● STORED ROWS:

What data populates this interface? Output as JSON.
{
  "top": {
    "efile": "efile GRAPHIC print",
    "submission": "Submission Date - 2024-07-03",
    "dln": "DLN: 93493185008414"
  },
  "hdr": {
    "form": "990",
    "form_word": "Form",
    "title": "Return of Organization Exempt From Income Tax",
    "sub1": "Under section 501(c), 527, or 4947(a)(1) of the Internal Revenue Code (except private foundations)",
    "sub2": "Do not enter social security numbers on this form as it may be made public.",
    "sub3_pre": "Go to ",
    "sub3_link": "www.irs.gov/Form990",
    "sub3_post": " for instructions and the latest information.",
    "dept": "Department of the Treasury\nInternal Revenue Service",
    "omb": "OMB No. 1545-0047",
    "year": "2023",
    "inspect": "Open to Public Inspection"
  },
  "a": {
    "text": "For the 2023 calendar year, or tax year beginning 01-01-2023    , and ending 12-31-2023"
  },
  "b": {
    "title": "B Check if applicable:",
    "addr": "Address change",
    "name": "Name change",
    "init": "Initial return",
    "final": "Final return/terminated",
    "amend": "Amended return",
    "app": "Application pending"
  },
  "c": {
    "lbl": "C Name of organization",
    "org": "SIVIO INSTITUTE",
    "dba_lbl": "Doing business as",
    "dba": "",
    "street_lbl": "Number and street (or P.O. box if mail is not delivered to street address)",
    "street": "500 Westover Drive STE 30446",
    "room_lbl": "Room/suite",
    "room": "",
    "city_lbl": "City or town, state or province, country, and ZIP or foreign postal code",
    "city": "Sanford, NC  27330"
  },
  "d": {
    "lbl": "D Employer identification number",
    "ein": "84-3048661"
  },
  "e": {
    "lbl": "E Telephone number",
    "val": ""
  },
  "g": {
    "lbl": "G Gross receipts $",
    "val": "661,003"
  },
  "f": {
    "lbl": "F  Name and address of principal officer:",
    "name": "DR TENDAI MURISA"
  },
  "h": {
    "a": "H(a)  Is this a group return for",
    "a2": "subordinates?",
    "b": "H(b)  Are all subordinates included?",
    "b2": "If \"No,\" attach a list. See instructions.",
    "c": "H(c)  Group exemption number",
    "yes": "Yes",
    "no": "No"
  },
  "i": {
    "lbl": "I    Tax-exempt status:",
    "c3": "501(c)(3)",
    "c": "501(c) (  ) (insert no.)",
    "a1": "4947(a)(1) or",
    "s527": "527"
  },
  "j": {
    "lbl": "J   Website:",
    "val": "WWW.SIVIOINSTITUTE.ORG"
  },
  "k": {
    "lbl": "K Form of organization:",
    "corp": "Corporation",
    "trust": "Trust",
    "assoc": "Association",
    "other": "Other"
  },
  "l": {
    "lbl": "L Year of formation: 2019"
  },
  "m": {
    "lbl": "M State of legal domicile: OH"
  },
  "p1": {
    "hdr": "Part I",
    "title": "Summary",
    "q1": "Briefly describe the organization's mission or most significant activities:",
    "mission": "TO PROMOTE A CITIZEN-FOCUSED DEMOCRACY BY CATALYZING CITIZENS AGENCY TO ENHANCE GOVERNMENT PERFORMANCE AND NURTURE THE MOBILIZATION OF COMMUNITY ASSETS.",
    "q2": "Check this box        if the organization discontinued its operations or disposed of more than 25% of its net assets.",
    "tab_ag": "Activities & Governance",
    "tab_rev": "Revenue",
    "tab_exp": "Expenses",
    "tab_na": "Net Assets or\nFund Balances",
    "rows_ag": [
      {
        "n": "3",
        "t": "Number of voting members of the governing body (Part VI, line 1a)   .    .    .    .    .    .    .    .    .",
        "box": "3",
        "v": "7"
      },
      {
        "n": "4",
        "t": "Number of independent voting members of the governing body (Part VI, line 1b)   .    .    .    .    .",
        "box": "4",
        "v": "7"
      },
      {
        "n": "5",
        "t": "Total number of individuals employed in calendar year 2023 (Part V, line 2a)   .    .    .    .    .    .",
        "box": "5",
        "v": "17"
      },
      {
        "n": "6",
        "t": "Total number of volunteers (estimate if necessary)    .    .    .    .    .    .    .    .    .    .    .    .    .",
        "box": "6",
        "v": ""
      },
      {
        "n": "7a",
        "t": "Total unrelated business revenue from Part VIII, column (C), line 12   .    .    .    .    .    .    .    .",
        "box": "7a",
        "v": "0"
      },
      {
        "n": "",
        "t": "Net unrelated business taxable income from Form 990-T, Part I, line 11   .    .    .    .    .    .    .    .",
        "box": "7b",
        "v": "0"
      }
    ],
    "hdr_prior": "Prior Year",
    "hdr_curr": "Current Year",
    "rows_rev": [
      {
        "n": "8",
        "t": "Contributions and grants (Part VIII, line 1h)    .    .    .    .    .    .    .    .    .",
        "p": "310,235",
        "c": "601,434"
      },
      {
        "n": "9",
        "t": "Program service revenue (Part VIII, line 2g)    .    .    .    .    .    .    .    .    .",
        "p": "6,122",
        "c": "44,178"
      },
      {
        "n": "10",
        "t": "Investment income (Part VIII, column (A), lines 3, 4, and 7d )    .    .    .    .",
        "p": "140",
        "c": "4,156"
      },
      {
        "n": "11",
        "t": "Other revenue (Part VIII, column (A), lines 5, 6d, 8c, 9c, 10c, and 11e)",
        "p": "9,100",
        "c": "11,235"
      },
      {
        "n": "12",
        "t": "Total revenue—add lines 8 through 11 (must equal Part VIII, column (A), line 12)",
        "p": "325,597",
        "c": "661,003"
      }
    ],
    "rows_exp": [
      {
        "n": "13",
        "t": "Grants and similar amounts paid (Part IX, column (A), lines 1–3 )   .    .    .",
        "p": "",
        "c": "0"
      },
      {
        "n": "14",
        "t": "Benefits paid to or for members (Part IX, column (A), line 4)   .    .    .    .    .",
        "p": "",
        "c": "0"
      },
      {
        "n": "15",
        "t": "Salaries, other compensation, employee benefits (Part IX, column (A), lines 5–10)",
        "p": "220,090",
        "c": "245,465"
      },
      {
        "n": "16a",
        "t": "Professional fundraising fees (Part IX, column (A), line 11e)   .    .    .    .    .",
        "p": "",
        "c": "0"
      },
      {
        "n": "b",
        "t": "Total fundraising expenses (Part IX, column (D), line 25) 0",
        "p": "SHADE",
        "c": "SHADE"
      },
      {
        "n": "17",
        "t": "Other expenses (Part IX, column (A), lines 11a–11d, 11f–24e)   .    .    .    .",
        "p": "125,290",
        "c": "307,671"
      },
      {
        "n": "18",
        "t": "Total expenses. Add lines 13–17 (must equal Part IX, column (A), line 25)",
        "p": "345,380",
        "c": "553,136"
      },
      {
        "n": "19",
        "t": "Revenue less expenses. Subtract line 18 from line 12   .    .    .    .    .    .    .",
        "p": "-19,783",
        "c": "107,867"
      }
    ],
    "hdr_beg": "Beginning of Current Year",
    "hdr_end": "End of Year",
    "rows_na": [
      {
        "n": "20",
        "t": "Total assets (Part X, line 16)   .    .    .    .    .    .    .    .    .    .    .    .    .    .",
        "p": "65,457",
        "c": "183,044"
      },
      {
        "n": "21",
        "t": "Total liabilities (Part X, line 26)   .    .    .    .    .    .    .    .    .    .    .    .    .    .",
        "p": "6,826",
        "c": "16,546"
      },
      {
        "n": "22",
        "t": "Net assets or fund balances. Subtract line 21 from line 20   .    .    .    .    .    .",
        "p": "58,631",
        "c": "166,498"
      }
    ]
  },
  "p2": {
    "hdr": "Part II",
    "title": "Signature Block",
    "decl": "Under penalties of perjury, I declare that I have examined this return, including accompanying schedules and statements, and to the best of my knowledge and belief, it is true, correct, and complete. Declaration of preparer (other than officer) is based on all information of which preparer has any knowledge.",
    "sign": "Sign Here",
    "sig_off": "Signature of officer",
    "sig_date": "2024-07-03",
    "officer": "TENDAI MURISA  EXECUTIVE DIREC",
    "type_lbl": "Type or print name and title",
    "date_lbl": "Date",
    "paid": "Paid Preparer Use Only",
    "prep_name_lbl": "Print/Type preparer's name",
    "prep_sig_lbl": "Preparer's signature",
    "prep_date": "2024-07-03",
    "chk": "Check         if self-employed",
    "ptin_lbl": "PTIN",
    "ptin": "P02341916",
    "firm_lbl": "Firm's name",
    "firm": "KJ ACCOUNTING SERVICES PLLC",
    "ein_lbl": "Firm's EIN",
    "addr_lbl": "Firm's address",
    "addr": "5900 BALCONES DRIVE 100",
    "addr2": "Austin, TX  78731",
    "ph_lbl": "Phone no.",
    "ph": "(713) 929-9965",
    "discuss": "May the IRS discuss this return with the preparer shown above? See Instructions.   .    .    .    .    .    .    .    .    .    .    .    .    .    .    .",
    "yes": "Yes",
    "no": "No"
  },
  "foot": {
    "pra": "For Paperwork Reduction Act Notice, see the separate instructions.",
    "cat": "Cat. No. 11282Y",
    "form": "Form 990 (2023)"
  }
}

● SHORT PROBLEM:
What is the number of lines above that contain "subordinates"? Answer with that number only.

● SOLVED EXERCISE:
2